Extracted records
· · · · · · ·

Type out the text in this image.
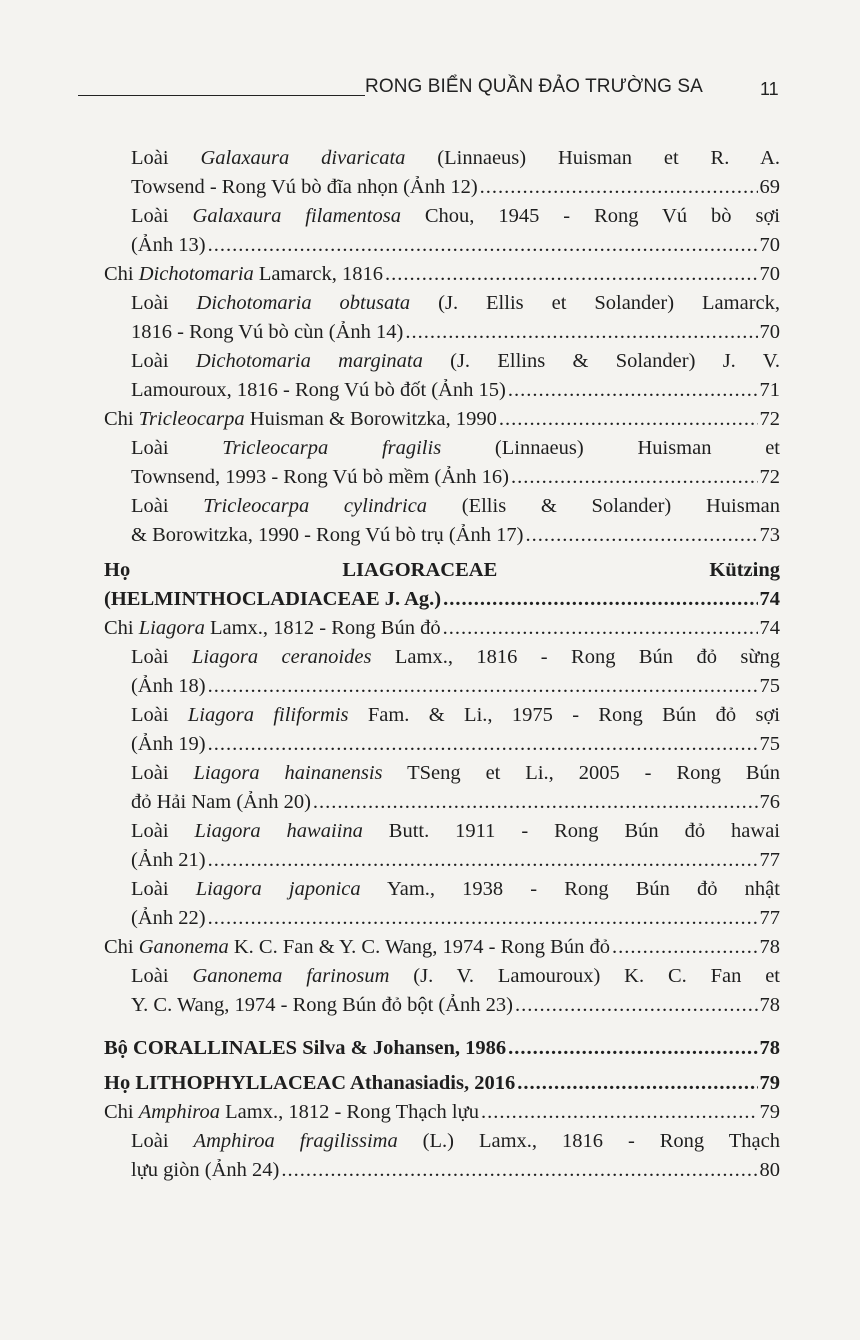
RONG BIỂN QUẦN ĐẢO TRƯỜNG SA	11
Loài Galaxaura divaricata (Linnaeus) Huisman et R. A.
Towsend - Rong Vú bò đĩa nhọn (Ảnh 12) .....	69
Loài Galaxaura filamentosa Chou, 1945 - Rong Vú bò sợi
(Ảnh 13) .....	70
Chi Dichotomaria Lamarck, 1816 .....	70
Loài Dichotomaria obtusata (J. Ellis et Solander) Lamarck,
1816 - Rong Vú bò cùn (Ảnh 14) .....	70
Loài Dichotomaria marginata (J. Ellins & Solander) J. V.
Lamouroux, 1816 - Rong Vú bò đốt (Ảnh 15) .....	71
Chi Tricleocarpa Huisman & Borowitzka, 1990 .....	72
Loài Tricleocarpa fragilis (Linnaeus) Huisman et
Townsend, 1993 - Rong Vú bò mềm (Ảnh 16) .....	72
Loài Tricleocarpa cylindrica (Ellis & Solander) Huisman
& Borowitzka, 1990 - Rong Vú bò trụ (Ảnh 17) .....	73
Họ LIAGORACEAE Kützing
(HELMINTHOCLADIACEAE J. Ag.) .....	74
Chi Liagora Lamx., 1812 - Rong Bún đỏ .....	74
Loài Liagora ceranoides Lamx., 1816 - Rong Bún đỏ sừng
(Ảnh 18) .....	75
Loài Liagora filiformis Fam. & Li., 1975 - Rong Bún đỏ sợi
(Ảnh 19) .....	75
Loài Liagora hainanensis TSeng et Li., 2005 - Rong Bún
đỏ Hải Nam (Ảnh 20) .....	76
Loài Liagora hawaiina Butt. 1911 - Rong Bún đỏ hawai
(Ảnh 21) .....	77
Loài Liagora japonica Yam., 1938 - Rong Bún đỏ nhật
(Ảnh 22) .....	77
Chi Ganonema K. C. Fan & Y. C. Wang, 1974 - Rong Bún đỏ .....	78
Loài Ganonema farinosum (J. V. Lamouroux) K. C. Fan et
Y. C. Wang, 1974 - Rong Bún đỏ bột (Ảnh 23) .....	78
Bộ CORALLINALES Silva & Johansen, 1986 .....	78
Họ LITHOPHYLLACEAC Athanasiadis, 2016 .....	79
Chi Amphiroa Lamx., 1812 - Rong Thạch lựu .....	79
Loài Amphiroa fragilissima (L.) Lamx., 1816 - Rong Thạch
lựu giòn (Ảnh 24) .....	80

· · · · · · ·

TO BE DONE> Give only the number of lines in the records that contain the string "Amphiroa".

OUTPUT BELOW> 2